[Entries from a dataset]
** start **
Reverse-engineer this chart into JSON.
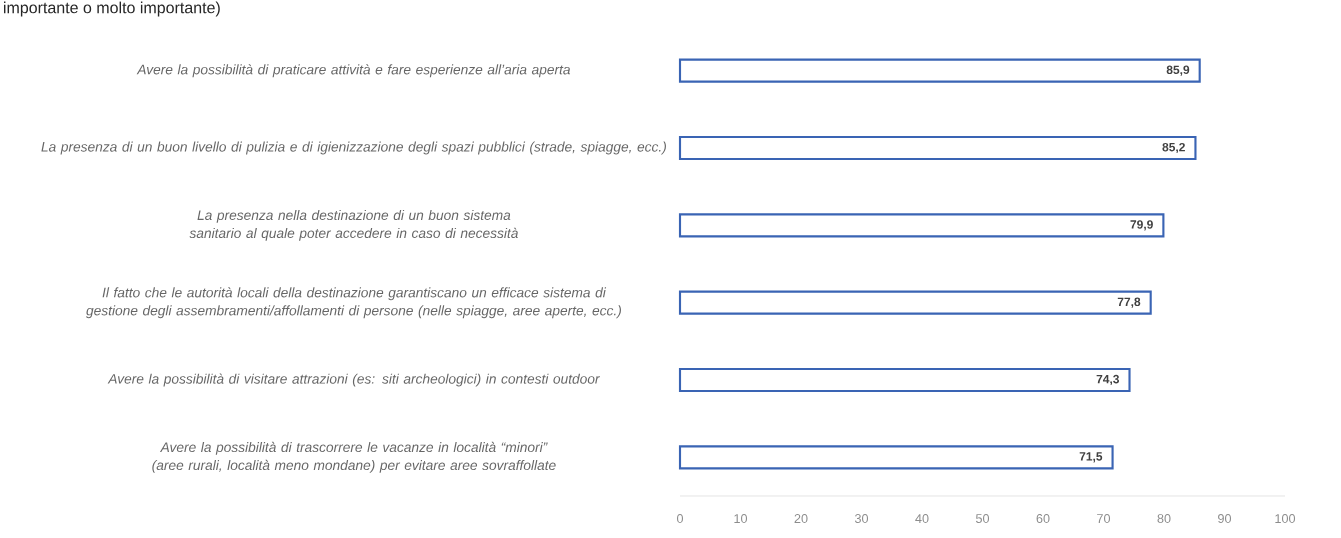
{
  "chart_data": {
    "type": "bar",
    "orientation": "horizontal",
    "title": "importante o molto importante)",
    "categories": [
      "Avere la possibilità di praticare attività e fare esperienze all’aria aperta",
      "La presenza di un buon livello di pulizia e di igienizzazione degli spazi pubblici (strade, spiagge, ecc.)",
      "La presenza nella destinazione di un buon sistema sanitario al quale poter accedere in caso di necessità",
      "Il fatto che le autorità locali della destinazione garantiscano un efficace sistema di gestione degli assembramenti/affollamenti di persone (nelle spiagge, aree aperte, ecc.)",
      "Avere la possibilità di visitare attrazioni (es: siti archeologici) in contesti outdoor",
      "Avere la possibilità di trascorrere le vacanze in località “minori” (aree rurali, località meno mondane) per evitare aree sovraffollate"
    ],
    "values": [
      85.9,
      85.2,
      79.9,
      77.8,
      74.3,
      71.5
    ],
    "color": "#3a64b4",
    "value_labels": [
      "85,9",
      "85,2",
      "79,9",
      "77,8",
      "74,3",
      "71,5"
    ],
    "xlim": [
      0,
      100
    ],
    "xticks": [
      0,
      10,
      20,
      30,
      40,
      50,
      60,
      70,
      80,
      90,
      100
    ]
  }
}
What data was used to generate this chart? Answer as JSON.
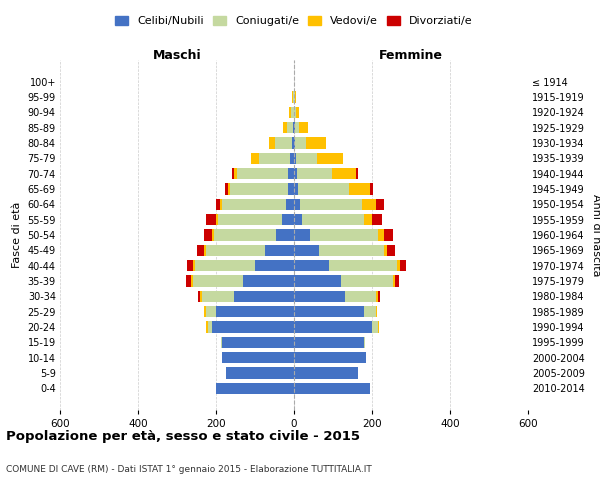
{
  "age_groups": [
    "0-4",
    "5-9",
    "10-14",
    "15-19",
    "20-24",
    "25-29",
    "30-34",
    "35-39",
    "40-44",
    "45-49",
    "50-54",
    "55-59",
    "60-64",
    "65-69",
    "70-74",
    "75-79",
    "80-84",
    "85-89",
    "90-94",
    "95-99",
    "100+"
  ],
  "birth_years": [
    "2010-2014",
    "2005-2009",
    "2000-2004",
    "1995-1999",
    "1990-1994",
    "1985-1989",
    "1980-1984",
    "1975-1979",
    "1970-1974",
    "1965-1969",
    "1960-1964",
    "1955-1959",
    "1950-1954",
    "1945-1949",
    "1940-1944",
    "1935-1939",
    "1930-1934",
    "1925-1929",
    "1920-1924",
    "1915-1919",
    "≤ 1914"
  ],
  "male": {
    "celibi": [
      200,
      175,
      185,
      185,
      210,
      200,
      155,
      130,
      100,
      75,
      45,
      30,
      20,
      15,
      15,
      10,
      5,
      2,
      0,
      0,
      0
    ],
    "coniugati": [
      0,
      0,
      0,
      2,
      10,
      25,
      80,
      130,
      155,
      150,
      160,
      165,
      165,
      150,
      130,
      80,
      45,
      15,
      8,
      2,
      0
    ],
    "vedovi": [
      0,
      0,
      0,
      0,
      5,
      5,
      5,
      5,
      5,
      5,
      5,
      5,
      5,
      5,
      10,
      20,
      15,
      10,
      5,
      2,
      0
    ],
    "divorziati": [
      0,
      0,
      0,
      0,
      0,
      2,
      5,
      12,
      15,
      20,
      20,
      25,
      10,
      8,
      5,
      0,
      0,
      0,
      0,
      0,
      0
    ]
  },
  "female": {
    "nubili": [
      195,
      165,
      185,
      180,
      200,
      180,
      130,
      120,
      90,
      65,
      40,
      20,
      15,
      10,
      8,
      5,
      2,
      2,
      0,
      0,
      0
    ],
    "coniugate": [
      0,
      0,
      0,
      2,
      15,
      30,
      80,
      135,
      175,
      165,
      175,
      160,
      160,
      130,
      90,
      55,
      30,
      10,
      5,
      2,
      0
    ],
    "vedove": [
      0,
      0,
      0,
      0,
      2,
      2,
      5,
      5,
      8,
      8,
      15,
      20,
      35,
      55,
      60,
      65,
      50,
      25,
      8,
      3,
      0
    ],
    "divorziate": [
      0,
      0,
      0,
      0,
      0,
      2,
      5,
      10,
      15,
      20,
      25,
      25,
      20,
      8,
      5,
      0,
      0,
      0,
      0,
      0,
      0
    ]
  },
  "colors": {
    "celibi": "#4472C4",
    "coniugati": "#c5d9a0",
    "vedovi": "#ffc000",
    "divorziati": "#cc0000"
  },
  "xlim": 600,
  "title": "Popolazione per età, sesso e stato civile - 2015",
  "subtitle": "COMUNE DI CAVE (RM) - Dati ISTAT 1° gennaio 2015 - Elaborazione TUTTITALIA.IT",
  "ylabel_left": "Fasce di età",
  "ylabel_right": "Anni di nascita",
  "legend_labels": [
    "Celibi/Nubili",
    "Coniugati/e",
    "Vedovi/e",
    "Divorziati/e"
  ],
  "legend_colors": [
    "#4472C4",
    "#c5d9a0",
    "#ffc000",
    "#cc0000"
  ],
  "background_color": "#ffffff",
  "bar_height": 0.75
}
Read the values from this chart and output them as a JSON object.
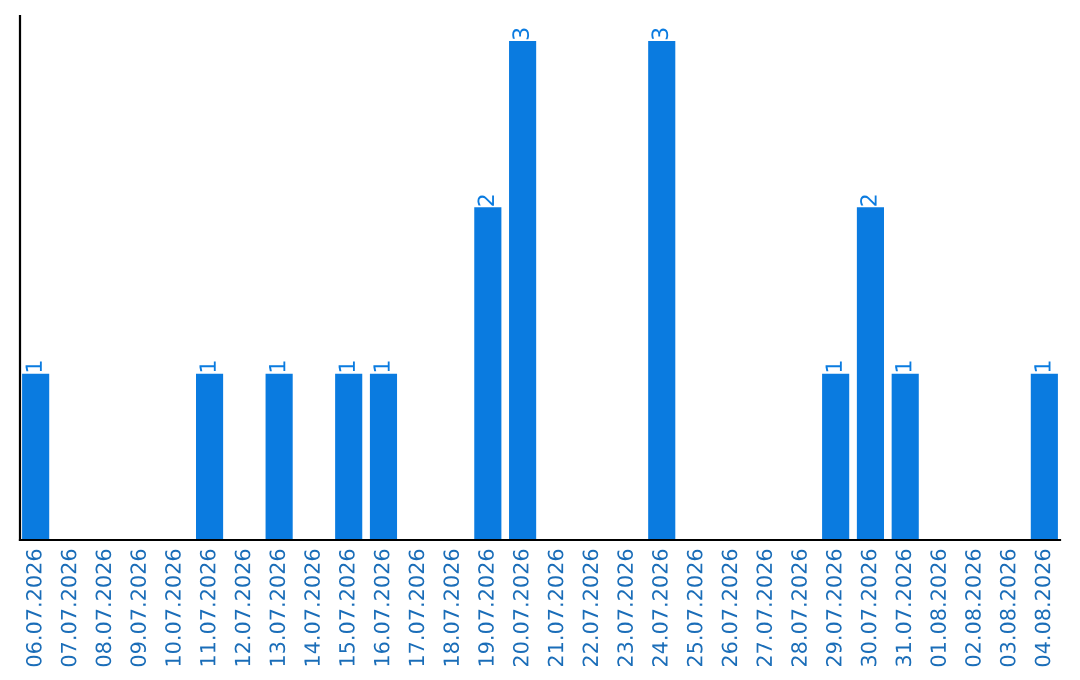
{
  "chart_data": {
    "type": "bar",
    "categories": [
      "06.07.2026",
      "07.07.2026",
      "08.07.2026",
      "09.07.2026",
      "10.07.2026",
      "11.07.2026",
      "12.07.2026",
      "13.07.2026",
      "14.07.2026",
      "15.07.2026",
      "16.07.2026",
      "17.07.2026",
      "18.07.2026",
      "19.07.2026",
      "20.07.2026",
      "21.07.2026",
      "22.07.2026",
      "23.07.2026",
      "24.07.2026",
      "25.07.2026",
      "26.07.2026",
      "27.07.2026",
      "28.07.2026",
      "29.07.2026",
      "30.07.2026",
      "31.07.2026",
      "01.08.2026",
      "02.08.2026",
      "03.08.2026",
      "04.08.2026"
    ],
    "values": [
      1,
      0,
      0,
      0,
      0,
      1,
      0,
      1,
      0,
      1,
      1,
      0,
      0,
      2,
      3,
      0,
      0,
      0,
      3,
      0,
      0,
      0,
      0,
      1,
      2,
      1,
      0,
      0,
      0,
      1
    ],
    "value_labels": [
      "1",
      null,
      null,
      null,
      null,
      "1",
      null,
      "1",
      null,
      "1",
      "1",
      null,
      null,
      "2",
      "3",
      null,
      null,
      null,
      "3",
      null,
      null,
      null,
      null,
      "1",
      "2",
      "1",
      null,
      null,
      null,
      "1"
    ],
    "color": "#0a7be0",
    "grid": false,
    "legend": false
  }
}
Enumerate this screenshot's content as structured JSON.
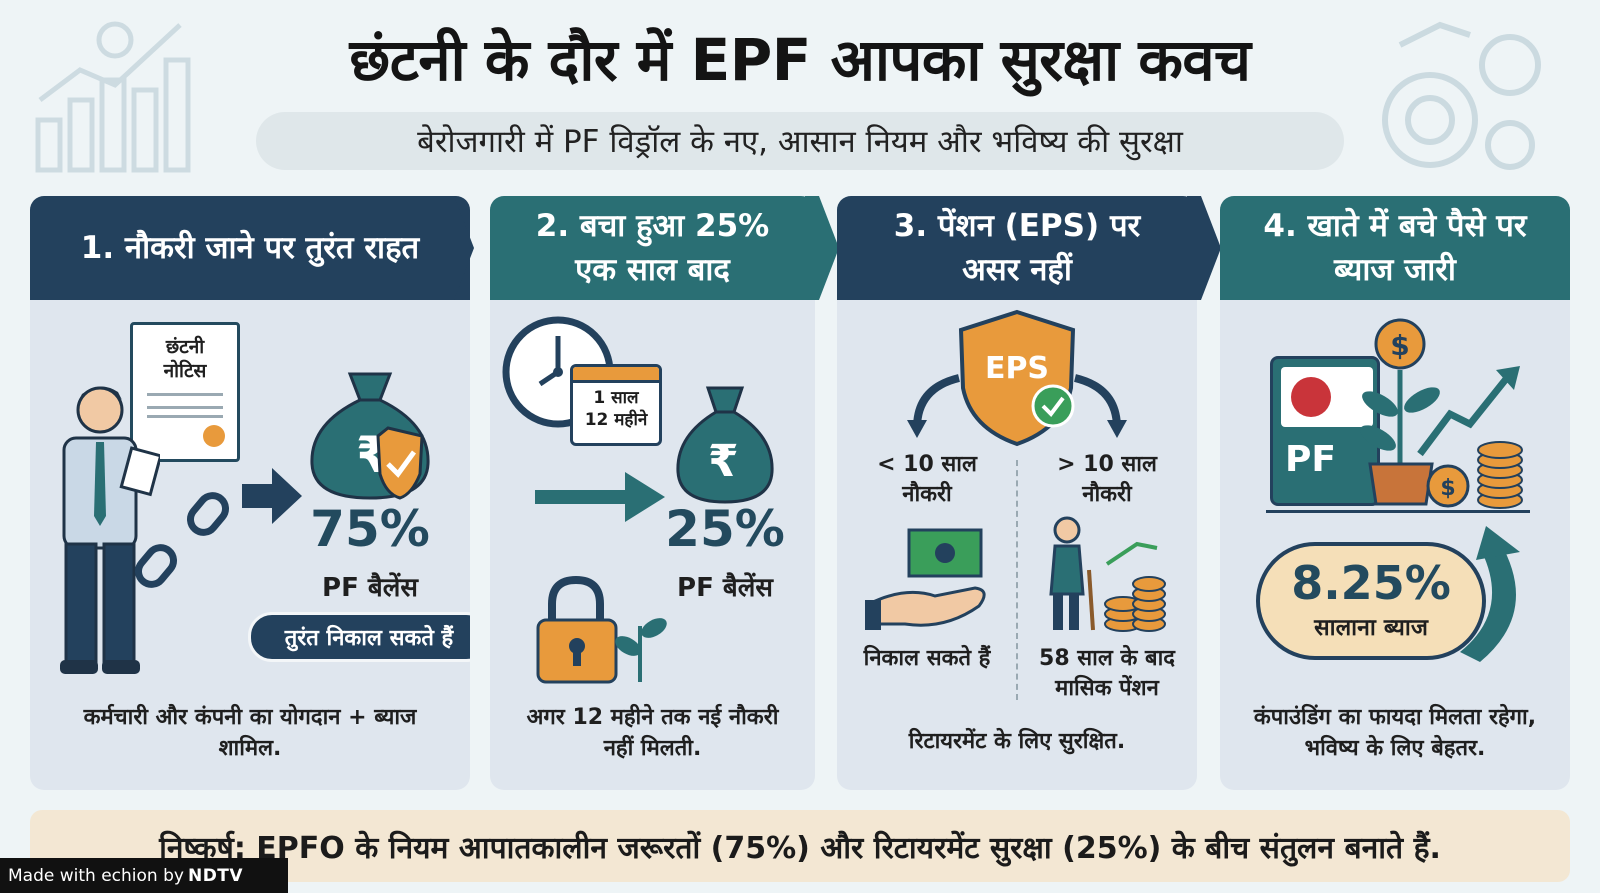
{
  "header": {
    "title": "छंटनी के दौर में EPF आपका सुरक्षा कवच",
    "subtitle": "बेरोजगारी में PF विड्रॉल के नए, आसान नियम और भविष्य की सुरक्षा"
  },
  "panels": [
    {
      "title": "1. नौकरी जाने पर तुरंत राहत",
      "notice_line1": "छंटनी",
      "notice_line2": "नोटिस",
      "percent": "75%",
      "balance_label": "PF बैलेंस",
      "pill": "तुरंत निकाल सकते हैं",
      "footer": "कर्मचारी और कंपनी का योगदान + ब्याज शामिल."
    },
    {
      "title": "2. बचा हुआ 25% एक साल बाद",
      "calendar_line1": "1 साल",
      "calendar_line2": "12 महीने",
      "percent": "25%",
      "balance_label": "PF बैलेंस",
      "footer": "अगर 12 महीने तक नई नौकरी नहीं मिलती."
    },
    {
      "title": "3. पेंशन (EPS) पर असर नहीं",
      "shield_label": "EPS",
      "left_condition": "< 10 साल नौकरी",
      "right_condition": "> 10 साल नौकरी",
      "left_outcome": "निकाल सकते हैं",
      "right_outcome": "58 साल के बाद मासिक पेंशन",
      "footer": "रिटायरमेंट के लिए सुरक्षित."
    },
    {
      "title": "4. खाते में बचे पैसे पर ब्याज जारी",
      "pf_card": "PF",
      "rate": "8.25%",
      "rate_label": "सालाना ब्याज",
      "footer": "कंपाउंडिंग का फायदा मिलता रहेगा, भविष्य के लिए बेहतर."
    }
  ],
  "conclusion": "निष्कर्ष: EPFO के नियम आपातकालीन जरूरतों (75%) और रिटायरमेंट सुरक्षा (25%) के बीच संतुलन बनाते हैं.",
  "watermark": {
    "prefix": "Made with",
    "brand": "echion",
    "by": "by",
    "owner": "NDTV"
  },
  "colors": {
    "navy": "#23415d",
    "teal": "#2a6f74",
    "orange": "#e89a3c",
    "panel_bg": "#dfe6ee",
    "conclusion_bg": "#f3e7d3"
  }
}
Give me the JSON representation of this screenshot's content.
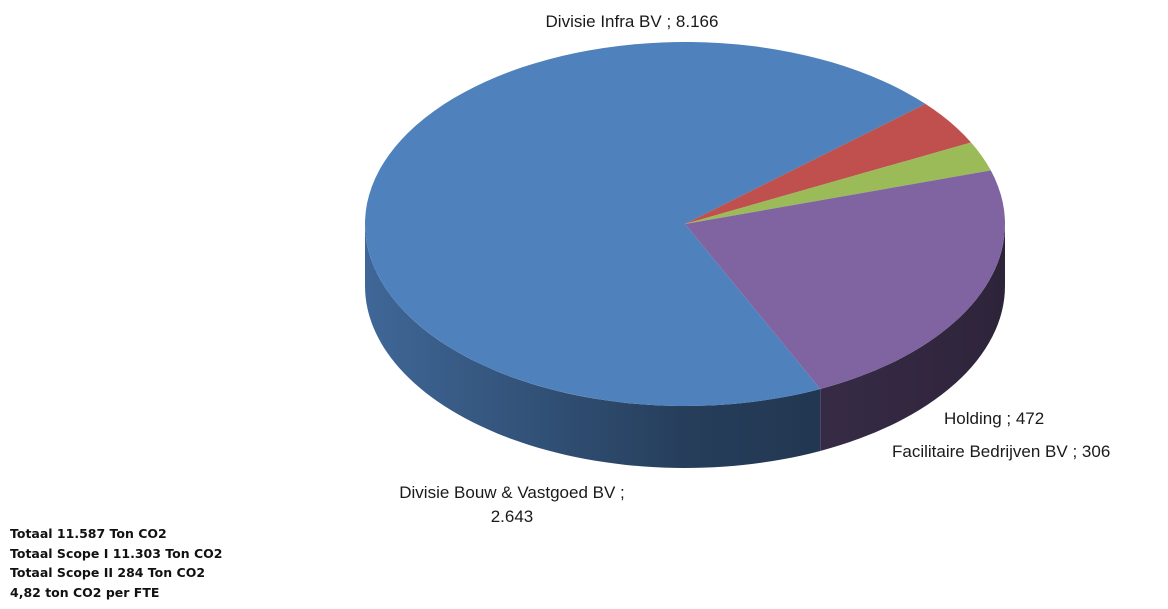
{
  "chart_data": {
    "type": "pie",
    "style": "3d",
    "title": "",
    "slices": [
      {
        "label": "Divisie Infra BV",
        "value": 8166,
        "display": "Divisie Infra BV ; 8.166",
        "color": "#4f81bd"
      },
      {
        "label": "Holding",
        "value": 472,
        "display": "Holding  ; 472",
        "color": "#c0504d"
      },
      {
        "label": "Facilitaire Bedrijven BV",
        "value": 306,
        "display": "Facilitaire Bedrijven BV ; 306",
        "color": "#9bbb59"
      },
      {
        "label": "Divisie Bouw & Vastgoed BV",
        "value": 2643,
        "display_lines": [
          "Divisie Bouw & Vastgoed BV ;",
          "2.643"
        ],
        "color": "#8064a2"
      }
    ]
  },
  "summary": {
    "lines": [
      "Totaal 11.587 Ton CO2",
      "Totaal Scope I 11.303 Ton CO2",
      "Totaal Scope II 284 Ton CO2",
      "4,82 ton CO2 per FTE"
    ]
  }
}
** end **
THE TASK:
Going through the data above, count the lines where the string "degli" appears, and answer with only that number.

THE RESULT:
2